Pull out each line of the records holding the string "heat".
============================================================
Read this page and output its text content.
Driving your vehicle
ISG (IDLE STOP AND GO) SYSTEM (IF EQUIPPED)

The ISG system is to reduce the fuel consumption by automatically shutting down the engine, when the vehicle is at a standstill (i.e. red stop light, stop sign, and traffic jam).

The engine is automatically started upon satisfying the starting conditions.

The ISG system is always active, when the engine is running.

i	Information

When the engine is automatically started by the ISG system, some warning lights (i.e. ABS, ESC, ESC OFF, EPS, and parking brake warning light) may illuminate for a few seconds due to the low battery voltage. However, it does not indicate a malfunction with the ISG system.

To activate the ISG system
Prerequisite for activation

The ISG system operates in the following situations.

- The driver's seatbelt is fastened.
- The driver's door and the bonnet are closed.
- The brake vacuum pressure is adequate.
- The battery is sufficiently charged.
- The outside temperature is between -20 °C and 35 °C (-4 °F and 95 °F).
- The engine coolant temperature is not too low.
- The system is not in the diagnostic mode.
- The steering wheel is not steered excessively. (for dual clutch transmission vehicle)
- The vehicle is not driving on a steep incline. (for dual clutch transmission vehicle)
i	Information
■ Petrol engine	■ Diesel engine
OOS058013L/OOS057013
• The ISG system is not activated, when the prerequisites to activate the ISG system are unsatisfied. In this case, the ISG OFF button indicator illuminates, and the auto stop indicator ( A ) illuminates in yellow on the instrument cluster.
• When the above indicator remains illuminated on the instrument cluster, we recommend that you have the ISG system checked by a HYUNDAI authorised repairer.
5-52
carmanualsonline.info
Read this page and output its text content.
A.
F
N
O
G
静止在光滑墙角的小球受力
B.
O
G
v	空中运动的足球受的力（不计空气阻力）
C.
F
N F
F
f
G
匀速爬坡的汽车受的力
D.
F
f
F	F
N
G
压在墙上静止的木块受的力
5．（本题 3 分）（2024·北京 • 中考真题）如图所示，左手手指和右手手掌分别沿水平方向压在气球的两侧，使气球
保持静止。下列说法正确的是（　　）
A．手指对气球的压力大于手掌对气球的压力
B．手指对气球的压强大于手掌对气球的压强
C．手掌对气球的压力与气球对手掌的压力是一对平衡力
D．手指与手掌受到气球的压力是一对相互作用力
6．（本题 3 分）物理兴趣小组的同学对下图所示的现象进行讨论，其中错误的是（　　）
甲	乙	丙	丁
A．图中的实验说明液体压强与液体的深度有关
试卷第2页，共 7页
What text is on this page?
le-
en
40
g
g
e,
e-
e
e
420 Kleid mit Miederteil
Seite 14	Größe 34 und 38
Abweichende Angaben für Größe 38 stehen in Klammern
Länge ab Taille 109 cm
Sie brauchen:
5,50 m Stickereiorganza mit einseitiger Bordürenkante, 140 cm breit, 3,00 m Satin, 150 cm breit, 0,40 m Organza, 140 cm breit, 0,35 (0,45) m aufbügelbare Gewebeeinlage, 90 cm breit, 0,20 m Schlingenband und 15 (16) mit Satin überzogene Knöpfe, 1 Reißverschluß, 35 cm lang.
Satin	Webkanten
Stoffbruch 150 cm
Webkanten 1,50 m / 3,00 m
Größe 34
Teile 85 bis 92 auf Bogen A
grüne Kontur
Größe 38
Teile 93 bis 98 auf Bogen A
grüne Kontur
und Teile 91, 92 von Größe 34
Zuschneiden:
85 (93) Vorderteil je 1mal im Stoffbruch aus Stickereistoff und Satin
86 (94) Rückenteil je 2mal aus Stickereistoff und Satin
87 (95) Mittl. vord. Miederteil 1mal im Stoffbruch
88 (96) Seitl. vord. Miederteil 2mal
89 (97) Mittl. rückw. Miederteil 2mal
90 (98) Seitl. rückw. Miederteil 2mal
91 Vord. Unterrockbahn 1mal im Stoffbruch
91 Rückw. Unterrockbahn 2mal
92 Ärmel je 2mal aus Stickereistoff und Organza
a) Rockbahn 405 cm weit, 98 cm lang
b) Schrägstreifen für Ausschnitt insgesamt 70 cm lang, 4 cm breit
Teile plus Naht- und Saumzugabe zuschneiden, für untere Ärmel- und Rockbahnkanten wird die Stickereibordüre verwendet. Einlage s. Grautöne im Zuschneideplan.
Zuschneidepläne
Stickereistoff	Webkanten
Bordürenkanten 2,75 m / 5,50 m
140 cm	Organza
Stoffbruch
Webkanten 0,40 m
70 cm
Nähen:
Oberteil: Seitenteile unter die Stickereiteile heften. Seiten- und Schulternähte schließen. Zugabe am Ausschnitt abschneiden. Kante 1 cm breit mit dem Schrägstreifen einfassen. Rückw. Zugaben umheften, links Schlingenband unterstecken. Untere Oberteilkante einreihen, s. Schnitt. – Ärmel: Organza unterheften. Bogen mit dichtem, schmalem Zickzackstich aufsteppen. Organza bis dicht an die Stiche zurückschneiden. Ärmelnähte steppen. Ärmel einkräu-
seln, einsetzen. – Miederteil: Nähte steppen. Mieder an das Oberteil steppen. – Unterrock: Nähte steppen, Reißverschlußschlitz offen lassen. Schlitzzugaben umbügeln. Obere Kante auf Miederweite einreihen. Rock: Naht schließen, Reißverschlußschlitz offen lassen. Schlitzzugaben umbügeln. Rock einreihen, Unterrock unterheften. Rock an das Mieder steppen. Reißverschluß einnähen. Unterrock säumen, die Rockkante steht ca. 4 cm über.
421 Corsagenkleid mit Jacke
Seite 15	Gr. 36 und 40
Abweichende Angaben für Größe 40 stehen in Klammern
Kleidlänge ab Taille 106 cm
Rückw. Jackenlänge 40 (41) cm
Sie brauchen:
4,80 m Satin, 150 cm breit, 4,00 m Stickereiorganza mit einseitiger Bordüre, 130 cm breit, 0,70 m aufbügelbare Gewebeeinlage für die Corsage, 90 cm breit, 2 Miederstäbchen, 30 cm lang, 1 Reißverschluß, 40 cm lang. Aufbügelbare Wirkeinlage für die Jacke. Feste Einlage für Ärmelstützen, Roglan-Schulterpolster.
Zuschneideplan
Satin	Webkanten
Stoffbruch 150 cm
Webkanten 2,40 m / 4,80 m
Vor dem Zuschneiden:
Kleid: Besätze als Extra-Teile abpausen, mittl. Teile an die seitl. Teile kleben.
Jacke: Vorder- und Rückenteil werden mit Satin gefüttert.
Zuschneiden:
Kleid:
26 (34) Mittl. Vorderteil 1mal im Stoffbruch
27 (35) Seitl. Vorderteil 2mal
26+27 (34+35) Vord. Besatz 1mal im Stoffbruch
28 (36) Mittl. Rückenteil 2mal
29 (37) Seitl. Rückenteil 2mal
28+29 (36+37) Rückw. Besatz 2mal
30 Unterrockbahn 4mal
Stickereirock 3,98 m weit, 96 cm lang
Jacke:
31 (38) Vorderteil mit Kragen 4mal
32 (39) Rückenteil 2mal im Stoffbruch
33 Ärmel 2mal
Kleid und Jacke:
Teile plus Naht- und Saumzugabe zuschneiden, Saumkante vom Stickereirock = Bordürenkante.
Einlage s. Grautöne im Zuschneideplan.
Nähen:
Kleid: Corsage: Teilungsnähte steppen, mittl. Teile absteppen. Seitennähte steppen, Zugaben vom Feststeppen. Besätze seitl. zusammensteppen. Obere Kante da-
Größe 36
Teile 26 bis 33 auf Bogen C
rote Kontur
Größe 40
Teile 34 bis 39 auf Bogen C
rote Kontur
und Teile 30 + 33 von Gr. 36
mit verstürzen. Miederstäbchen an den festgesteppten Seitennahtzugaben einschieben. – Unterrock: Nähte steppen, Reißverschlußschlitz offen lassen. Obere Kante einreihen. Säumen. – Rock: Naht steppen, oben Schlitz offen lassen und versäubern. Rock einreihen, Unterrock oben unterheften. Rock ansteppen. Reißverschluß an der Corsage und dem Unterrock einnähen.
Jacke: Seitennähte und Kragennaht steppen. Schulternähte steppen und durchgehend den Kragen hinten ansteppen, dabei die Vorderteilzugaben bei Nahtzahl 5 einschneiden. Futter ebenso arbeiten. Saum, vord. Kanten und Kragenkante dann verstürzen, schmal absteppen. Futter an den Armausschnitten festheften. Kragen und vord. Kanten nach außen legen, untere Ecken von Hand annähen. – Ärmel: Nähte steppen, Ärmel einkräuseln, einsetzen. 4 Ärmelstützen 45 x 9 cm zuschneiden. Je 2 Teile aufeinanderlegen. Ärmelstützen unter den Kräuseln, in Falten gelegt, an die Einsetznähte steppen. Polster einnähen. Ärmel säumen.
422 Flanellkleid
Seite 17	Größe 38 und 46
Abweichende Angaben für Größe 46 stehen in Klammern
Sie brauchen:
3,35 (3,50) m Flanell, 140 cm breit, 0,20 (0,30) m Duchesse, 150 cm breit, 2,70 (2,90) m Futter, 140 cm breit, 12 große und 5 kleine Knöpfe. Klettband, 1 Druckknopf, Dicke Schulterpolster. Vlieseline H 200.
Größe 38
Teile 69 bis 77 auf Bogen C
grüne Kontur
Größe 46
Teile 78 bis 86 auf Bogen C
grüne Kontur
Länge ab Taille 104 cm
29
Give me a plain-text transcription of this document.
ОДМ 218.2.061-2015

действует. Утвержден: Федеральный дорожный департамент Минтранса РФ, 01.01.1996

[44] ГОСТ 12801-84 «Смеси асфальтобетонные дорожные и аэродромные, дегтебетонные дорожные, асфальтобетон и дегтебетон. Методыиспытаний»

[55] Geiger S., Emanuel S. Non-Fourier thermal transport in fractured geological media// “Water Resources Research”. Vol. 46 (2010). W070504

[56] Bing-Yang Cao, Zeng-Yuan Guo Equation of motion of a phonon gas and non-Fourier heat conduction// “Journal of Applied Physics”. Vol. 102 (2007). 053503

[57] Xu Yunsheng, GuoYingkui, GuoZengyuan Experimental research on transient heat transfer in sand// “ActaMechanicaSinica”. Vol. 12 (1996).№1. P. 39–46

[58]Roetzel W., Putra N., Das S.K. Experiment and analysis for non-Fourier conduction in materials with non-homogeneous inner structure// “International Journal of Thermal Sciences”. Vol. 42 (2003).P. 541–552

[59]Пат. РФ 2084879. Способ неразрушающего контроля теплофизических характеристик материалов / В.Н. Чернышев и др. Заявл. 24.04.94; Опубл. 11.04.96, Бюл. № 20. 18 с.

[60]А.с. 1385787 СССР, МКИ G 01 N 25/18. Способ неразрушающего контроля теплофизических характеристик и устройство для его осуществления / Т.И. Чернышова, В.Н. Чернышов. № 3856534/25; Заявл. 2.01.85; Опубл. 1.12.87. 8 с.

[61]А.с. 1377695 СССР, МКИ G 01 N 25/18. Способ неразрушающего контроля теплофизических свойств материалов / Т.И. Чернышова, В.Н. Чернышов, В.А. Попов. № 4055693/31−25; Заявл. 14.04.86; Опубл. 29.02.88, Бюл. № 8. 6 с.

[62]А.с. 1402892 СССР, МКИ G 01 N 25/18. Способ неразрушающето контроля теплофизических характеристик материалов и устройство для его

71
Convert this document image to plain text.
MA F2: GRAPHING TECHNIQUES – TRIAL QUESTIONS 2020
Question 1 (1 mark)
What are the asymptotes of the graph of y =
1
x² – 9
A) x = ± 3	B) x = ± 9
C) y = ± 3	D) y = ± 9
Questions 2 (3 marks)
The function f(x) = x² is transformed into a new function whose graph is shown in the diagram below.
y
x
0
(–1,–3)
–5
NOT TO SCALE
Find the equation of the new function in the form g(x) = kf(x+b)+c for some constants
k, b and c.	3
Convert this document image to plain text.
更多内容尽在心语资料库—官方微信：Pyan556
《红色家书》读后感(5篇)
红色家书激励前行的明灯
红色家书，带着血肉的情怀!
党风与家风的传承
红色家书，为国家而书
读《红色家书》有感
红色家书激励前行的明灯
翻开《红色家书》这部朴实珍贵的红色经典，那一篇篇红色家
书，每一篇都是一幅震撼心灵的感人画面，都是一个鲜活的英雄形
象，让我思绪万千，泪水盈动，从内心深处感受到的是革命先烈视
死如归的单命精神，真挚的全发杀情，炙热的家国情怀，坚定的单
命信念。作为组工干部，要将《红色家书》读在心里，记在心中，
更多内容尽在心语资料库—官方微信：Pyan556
============================================================
Response below —
[56] Bing-Yang Cao, Zeng-Yuan Guo Equation of motion of a phonon gas and non-Fourier heat conduction// “Journal of Applied Physics”. Vol. 102 (2007). 053503
[57] Xu Yunsheng, GuoYingkui, GuoZengyuan Experimental research on transient heat transfer in sand// “ActaMechanicaSinica”. Vol. 12 (1996).№1. P. 39–46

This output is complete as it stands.